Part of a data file
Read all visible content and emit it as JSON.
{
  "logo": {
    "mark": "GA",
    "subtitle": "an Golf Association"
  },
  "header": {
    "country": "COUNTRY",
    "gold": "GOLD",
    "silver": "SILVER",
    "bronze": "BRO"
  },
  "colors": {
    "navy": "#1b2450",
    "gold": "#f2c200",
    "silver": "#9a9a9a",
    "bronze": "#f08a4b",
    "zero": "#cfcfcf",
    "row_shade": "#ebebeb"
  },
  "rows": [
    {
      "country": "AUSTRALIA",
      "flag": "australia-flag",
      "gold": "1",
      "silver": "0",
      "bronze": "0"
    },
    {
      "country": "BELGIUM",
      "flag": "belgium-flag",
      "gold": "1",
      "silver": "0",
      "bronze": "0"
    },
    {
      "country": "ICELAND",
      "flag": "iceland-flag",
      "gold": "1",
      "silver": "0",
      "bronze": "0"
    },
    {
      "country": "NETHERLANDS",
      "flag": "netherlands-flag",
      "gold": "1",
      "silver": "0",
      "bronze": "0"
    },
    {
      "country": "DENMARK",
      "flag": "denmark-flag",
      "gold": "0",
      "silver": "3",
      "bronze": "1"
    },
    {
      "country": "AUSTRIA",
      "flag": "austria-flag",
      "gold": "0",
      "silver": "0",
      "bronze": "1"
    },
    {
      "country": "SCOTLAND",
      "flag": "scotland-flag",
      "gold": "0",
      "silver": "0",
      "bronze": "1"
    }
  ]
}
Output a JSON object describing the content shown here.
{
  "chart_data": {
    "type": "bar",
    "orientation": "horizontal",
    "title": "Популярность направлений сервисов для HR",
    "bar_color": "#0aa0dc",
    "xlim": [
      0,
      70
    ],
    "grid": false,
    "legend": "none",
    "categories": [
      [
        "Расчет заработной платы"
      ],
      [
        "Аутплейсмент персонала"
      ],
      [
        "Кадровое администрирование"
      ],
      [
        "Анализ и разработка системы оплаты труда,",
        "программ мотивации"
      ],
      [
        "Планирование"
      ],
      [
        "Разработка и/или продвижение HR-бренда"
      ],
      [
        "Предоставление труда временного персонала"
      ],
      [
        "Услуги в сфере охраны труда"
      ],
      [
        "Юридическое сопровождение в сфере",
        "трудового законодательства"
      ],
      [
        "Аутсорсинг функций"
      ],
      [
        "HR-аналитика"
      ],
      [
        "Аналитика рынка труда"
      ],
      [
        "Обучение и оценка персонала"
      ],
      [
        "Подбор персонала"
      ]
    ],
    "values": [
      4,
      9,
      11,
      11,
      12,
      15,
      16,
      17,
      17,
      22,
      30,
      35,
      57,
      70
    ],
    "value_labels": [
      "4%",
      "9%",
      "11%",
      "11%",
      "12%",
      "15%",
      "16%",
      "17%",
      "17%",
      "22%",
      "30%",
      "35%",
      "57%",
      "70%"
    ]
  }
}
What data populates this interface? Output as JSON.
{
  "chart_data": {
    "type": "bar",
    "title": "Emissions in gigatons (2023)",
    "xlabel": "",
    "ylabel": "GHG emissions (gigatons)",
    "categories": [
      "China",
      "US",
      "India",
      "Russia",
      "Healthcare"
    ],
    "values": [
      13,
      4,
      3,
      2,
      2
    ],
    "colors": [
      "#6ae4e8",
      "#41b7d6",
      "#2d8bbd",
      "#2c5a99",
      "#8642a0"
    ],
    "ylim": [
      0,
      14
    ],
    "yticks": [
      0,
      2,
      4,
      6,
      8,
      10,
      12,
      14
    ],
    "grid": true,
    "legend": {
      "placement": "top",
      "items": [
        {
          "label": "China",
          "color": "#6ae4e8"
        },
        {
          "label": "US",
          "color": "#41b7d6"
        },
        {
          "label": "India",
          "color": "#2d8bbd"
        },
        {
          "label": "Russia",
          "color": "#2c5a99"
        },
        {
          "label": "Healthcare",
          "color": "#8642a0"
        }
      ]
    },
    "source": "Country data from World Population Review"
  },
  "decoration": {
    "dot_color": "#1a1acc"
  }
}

= Problem to solve =
Return every record above exactly as it appears.

= The completed task =
Read all visible content and emit it as JSON.
{
  "logo": {
    "mark": "GA",
    "subtitle": "an Golf Association"
  },
  "header": {
    "country": "COUNTRY",
    "gold": "GOLD",
    "silver": "SILVER",
    "bronze": "BRO"
  },
  "colors": {
    "navy": "#1b2450",
    "gold": "#f2c200",
    "silver": "#9a9a9a",
    "bronze": "#f08a4b",
    "zero": "#cfcfcf",
    "row_shade": "#ebebeb"
  },
  "rows": [
    {
      "country": "AUSTRALIA",
      "flag": "australia-flag",
      "gold": "1",
      "silver": "0",
      "bronze": "0"
    },
    {
      "country": "BELGIUM",
      "flag": "belgium-flag",
      "gold": "1",
      "silver": "0",
      "bronze": "0"
    },
    {
      "country": "ICELAND",
      "flag": "iceland-flag",
      "gold": "1",
      "silver": "0",
      "bronze": "0"
    },
    {
      "country": "NETHERLANDS",
      "flag": "netherlands-flag",
      "gold": "1",
      "silver": "0",
      "bronze": "0"
    },
    {
      "country": "DENMARK",
      "flag": "denmark-flag",
      "gold": "0",
      "silver": "3",
      "bronze": "1"
    },
    {
      "country": "AUSTRIA",
      "flag": "austria-flag",
      "gold": "0",
      "silver": "0",
      "bronze": "1"
    },
    {
      "country": "SCOTLAND",
      "flag": "scotland-flag",
      "gold": "0",
      "silver": "0",
      "bronze": "1"
    }
  ]
}
Output a JSON object describing the content shown here.
{
  "chart_data": {
    "type": "bar",
    "orientation": "horizontal",
    "title": "Популярность направлений сервисов для HR",
    "bar_color": "#0aa0dc",
    "xlim": [
      0,
      70
    ],
    "grid": false,
    "legend": "none",
    "categories": [
      [
        "Расчет заработной платы"
      ],
      [
        "Аутплейсмент персонала"
      ],
      [
        "Кадровое администрирование"
      ],
      [
        "Анализ и разработка системы оплаты труда,",
        "программ мотивации"
      ],
      [
        "Планирование"
      ],
      [
        "Разработка и/или продвижение HR-бренда"
      ],
      [
        "Предоставление труда временного персонала"
      ],
      [
        "Услуги в сфере охраны труда"
      ],
      [
        "Юридическое сопровождение в сфере",
        "трудового законодательства"
      ],
      [
        "Аутсорсинг функций"
      ],
      [
        "HR-аналитика"
      ],
      [
        "Аналитика рынка труда"
      ],
      [
        "Обучение и оценка персонала"
      ],
      [
        "Подбор персонала"
      ]
    ],
    "values": [
      4,
      9,
      11,
      11,
      12,
      15,
      16,
      17,
      17,
      22,
      30,
      35,
      57,
      70
    ],
    "value_labels": [
      "4%",
      "9%",
      "11%",
      "11%",
      "12%",
      "15%",
      "16%",
      "17%",
      "17%",
      "22%",
      "30%",
      "35%",
      "57%",
      "70%"
    ]
  }
}
What data populates this interface? Output as JSON.
{
  "chart_data": {
    "type": "bar",
    "title": "Emissions in gigatons (2023)",
    "xlabel": "",
    "ylabel": "GHG emissions (gigatons)",
    "categories": [
      "China",
      "US",
      "India",
      "Russia",
      "Healthcare"
    ],
    "values": [
      13,
      4,
      3,
      2,
      2
    ],
    "colors": [
      "#6ae4e8",
      "#41b7d6",
      "#2d8bbd",
      "#2c5a99",
      "#8642a0"
    ],
    "ylim": [
      0,
      14
    ],
    "yticks": [
      0,
      2,
      4,
      6,
      8,
      10,
      12,
      14
    ],
    "grid": true,
    "legend": {
      "placement": "top",
      "items": [
        {
          "label": "China",
          "color": "#6ae4e8"
        },
        {
          "label": "US",
          "color": "#41b7d6"
        },
        {
          "label": "India",
          "color": "#2d8bbd"
        },
        {
          "label": "Russia",
          "color": "#2c5a99"
        },
        {
          "label": "Healthcare",
          "color": "#8642a0"
        }
      ]
    },
    "source": "Country data from World Population Review"
  },
  "decoration": {
    "dot_color": "#1a1acc"
  }
}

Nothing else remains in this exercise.